Given task - Extract each line bearing the word "title".

**** Material for this task ****

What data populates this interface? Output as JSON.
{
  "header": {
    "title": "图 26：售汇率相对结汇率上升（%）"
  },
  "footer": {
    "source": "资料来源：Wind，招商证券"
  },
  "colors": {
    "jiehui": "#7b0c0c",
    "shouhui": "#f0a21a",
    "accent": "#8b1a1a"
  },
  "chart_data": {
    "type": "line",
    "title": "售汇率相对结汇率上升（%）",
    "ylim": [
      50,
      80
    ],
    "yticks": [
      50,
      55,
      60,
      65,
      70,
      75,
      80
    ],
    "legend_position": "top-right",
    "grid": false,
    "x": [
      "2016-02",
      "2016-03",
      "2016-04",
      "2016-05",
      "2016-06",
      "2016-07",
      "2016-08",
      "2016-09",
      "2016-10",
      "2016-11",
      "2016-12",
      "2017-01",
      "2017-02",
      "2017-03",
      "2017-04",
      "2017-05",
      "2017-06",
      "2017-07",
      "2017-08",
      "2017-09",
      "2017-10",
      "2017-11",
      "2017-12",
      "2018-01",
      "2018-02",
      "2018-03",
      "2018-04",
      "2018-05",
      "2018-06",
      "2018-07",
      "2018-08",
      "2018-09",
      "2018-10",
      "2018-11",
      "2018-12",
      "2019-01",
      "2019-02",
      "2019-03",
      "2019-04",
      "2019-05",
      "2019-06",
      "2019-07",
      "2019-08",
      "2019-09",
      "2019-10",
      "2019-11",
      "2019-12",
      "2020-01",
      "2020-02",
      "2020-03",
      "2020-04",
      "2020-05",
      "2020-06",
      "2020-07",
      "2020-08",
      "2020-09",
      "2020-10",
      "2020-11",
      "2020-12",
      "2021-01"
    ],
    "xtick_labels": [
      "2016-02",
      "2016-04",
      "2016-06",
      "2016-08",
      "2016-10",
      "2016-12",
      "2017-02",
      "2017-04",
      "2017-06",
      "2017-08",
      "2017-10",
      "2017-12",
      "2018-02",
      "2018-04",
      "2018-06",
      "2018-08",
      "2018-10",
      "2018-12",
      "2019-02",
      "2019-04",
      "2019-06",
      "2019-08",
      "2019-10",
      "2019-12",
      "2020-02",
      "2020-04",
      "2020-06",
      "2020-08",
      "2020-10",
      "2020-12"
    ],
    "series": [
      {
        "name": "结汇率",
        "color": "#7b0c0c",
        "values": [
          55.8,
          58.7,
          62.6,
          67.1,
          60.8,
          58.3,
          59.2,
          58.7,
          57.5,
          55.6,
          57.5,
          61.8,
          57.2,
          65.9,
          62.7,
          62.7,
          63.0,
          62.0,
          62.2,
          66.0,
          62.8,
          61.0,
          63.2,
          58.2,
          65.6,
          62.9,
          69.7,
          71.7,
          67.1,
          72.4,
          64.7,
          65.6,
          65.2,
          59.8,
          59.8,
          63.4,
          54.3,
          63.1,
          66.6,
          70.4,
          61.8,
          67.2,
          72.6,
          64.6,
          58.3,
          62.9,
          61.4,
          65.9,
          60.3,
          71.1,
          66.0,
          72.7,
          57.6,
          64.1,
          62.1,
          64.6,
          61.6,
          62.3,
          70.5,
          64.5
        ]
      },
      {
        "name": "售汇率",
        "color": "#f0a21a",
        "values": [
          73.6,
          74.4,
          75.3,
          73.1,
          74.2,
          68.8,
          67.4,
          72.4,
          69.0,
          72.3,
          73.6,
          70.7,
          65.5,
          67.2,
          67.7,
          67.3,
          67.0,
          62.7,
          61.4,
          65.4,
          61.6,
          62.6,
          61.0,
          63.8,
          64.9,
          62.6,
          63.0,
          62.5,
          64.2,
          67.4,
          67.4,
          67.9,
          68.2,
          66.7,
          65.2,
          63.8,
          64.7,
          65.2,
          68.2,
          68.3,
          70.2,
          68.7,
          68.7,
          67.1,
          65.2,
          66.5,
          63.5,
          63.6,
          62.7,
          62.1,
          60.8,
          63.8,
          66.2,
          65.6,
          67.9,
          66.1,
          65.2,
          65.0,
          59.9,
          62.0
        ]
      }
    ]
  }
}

****

Solution for this problem -
    "title": "图 26：售汇率相对结汇率上升（%）"
    "title": "售汇率相对结汇率上升（%）",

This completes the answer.